Annotated element listings
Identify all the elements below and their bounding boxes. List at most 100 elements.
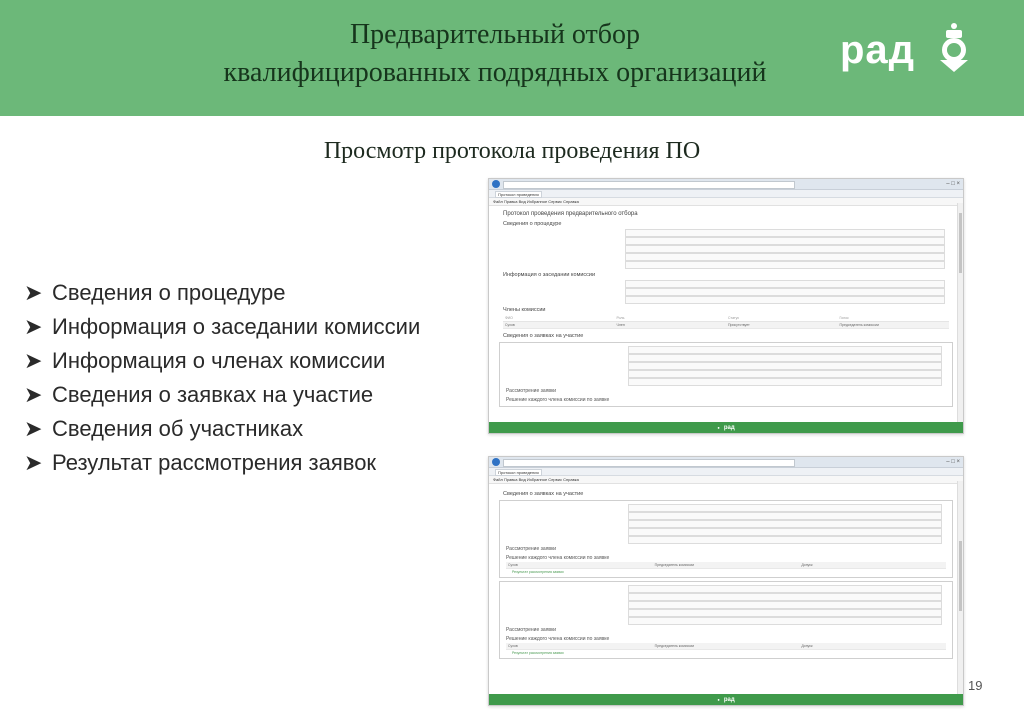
arrow-icon: ➤ — [24, 348, 43, 373]
form-row — [500, 378, 952, 386]
form-row — [500, 520, 952, 528]
form-row — [500, 354, 952, 362]
form-row — [500, 362, 952, 370]
bullet-text: Сведения об участниках — [52, 416, 304, 441]
protocol-content: Протокол проведения предварительного отб… — [489, 206, 963, 413]
protocol-title: Протокол проведения предварительного отб… — [503, 211, 638, 217]
members-header: ФИО Роль Статус Голос — [503, 315, 949, 322]
form-row — [497, 296, 955, 304]
browser-menubar: Файл Правка Вид Избранное Сервис Справка — [489, 476, 963, 484]
form-row — [500, 512, 952, 520]
title-line-1: Предварительный отбор — [349, 19, 641, 50]
bullet-item: ➤ Сведения об участниках — [24, 412, 474, 446]
table-row[interactable]: Сухов Председатель комиссии Допуск — [506, 643, 946, 650]
section-applications: Сведения о заявках на участие — [503, 333, 584, 339]
browser-tab[interactable]: Протокол проведения — [495, 191, 542, 198]
header-banner: Предварительный отбор квалифицированных … — [0, 0, 1024, 116]
form-row — [497, 253, 955, 261]
portal-footer: ● рад — [489, 422, 963, 433]
arrow-icon: ➤ — [24, 314, 43, 339]
address-bar[interactable] — [503, 459, 795, 467]
bullet-item: ➤ Сведения о процедуре — [24, 276, 474, 310]
scrollbar[interactable] — [957, 481, 963, 694]
review-label[interactable]: Рассмотрение заявки — [506, 546, 952, 552]
browser-menubar: Файл Правка Вид Избранное Сервис Справка — [489, 198, 963, 206]
crest-icon — [940, 23, 968, 72]
browser-tabbar: Протокол проведения — [489, 190, 963, 198]
bullet-item: ➤ Сведения о заявках на участие — [24, 378, 474, 412]
arrow-icon: ➤ — [24, 280, 43, 305]
table-row[interactable]: Сухов Член Присутствует Председатель ком… — [503, 322, 949, 329]
logo-text: рад — [840, 28, 916, 72]
portal-footer: ● рад — [489, 694, 963, 705]
form-row — [500, 370, 952, 378]
table-cell: Присутствует — [728, 323, 750, 327]
table-cell: Сухов — [505, 323, 515, 327]
bullet-text: Результат рассмотрения заявок — [52, 450, 377, 475]
table-cell: Председатель комиссии — [839, 323, 879, 327]
section-applications: Сведения о заявках на участие — [503, 491, 584, 497]
browser-tab[interactable]: Протокол проведения — [495, 469, 542, 476]
result-link[interactable]: Результат рассмотрения заявки — [512, 570, 952, 574]
section-members: Члены комиссии — [503, 307, 546, 313]
table-cell: Председатель комиссии — [654, 563, 695, 567]
column-header: ФИО — [505, 316, 513, 320]
address-bar[interactable] — [503, 181, 795, 189]
browser-titlebar: – □ × — [489, 179, 963, 190]
browser-titlebar: – □ × — [489, 457, 963, 468]
application-box: Рассмотрение заявки Решение каждого член… — [499, 581, 953, 659]
bullet-item: ➤ Информация о членах комиссии — [24, 344, 474, 378]
application-box: Рассмотрение заявки Решение каждого член… — [499, 500, 953, 578]
browser-tabbar: Протокол проведения — [489, 468, 963, 476]
arrow-icon: ➤ — [24, 382, 43, 407]
form-row — [500, 609, 952, 617]
protocol-content: Сведения о заявках на участие Рассмотрен… — [489, 484, 963, 665]
form-row — [500, 617, 952, 625]
form-row — [500, 528, 952, 536]
footer-logo: рад — [723, 697, 735, 703]
table-cell: Сухов — [508, 644, 518, 648]
scrollbar[interactable] — [957, 203, 963, 422]
menu-items[interactable]: Файл Правка Вид Избранное Сервис Справка — [489, 476, 963, 483]
form-row — [500, 504, 952, 512]
rad-logo: рад — [840, 23, 990, 86]
decision-label: Решение каждого члена комиссии по заявке — [506, 636, 610, 642]
form-row — [497, 288, 955, 296]
bullet-list: ➤ Сведения о процедуре ➤ Информация о засе… — [24, 276, 474, 480]
table-cell: Сухов — [508, 563, 518, 567]
table-cell: Председатель комиссии — [654, 644, 695, 648]
table-row[interactable]: Сухов Председатель комиссии Допуск — [506, 562, 946, 569]
bullet-item: ➤ Информация о заседании комиссии — [24, 310, 474, 344]
form-row — [500, 601, 952, 609]
back-icon[interactable] — [492, 458, 500, 466]
column-header: Роль — [616, 316, 625, 320]
application-box: Рассмотрение заявки Решение каждого член… — [499, 342, 953, 407]
review-label[interactable]: Рассмотрение заявки — [506, 388, 952, 394]
slide-title: Предварительный отбор квалифицированных … — [150, 16, 840, 92]
window-controls-icon[interactable]: – □ × — [946, 180, 960, 188]
form-row — [500, 593, 952, 601]
window-controls-icon[interactable]: – □ × — [946, 458, 960, 466]
slide-subtitle: Просмотр протокола проведения ПО — [323, 138, 701, 164]
section-meeting: Информация о заседании комиссии — [503, 272, 596, 278]
form-row — [497, 245, 955, 253]
column-header: Голос — [839, 316, 849, 320]
decision-label: Решение каждого члена комиссии по заявке — [506, 397, 610, 403]
review-label[interactable]: Рассмотрение заявки — [506, 627, 952, 633]
page-number: 19 — [968, 678, 983, 693]
column-header: Статус — [728, 316, 740, 320]
form-row — [500, 346, 952, 354]
back-icon[interactable] — [492, 180, 500, 188]
bullet-text: Информация о членах комиссии — [52, 348, 386, 373]
menu-items[interactable]: Файл Правка Вид Избранное Сервис Справка — [489, 198, 963, 205]
result-link[interactable]: Результат рассмотрения заявки — [512, 651, 952, 655]
arrow-icon: ➤ — [24, 450, 43, 475]
decision-label: Решение каждого члена комиссии по заявке — [506, 555, 610, 561]
form-row — [497, 280, 955, 288]
footer-logo: рад — [723, 425, 735, 431]
bullet-text: Сведения о процедуре — [52, 280, 286, 305]
bullet-text: Сведения о заявках на участие — [52, 382, 374, 407]
bullet-item: ➤ Результат рассмотрения заявок — [24, 446, 474, 480]
title-line-2: квалифицированных подрядных организаций — [223, 57, 767, 88]
form-row — [497, 237, 955, 245]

Instruction → Copy out, word for word, the records from the line containing "arrow-icon: ➤ — [24, 348, 43, 373]" through the line containing "arrow-icon: ➤ — [24, 314, 43, 339]", including both of those lines.

Answer for this exercise →
arrow-icon: ➤ — [24, 348, 43, 373]
form-row — [500, 378, 952, 386]
form-row — [500, 520, 952, 528]
form-row — [500, 354, 952, 362]
form-row — [500, 362, 952, 370]
bullet-text: Сведения об участниках — [52, 416, 304, 441]
protocol-content: Протокол проведения предварительного отб… — [489, 206, 963, 413]
protocol-title: Протокол проведения предварительного отб… — [503, 211, 638, 217]
members-header: ФИО Роль Статус Голос — [503, 315, 949, 322]
form-row — [497, 296, 955, 304]
browser-menubar: Файл Правка Вид Избранное Сервис Справка — [489, 476, 963, 484]
form-row — [500, 512, 952, 520]
title-line-1: Предварительный отбор — [349, 19, 641, 50]
bullet-item: ➤ Сведения об участниках — [24, 412, 474, 446]
table-row[interactable]: Сухов Председатель комиссии Допуск — [506, 643, 946, 650]
section-applications: Сведения о заявках на участие — [503, 333, 584, 339]
browser-tab[interactable]: Протокол проведения — [495, 191, 542, 198]
header-banner: Предварительный отбор квалифицированных … — [0, 0, 1024, 116]
form-row — [497, 253, 955, 261]
portal-footer: ● рад — [489, 422, 963, 433]
arrow-icon: ➤ — [24, 314, 43, 339]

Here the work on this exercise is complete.